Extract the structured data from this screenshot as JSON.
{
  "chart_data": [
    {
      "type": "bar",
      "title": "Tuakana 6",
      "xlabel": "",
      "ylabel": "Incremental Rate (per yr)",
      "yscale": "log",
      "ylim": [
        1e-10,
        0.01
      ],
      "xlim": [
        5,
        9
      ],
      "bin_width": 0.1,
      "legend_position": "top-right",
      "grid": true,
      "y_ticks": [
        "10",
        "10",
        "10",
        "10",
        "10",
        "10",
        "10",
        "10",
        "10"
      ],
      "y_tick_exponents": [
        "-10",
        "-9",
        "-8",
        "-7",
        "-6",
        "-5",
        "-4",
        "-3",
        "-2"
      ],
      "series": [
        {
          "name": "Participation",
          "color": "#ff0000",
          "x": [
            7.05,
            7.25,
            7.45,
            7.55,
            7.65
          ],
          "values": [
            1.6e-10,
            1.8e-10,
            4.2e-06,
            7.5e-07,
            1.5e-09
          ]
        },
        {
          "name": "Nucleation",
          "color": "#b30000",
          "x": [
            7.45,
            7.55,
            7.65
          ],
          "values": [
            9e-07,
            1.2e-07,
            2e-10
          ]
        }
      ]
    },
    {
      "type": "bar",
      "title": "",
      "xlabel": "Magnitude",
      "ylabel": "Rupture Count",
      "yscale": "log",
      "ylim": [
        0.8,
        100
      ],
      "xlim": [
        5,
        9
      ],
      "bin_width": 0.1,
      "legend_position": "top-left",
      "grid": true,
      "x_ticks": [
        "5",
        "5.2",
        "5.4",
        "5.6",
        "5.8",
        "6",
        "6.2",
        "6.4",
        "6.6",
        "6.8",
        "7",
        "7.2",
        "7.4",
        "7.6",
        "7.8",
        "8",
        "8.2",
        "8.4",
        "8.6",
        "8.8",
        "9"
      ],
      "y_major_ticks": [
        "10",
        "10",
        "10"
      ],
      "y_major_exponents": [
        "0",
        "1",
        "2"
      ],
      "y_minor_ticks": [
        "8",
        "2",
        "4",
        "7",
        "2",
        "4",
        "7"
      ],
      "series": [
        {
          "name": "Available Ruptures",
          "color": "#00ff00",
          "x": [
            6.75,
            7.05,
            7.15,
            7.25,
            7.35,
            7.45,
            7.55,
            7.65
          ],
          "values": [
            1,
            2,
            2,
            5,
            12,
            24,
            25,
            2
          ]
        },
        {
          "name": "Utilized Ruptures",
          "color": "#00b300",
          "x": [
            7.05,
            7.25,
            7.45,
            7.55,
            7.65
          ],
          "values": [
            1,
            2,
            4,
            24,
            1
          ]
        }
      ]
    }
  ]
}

> **Problem requirements**:
Pick out every line above that contains the word "name" and copy it.

> **Answer in full**:
          "name": "Participation",
          "name": "Nucleation",
          "name": "Available Ruptures",
          "name": "Utilized Ruptures",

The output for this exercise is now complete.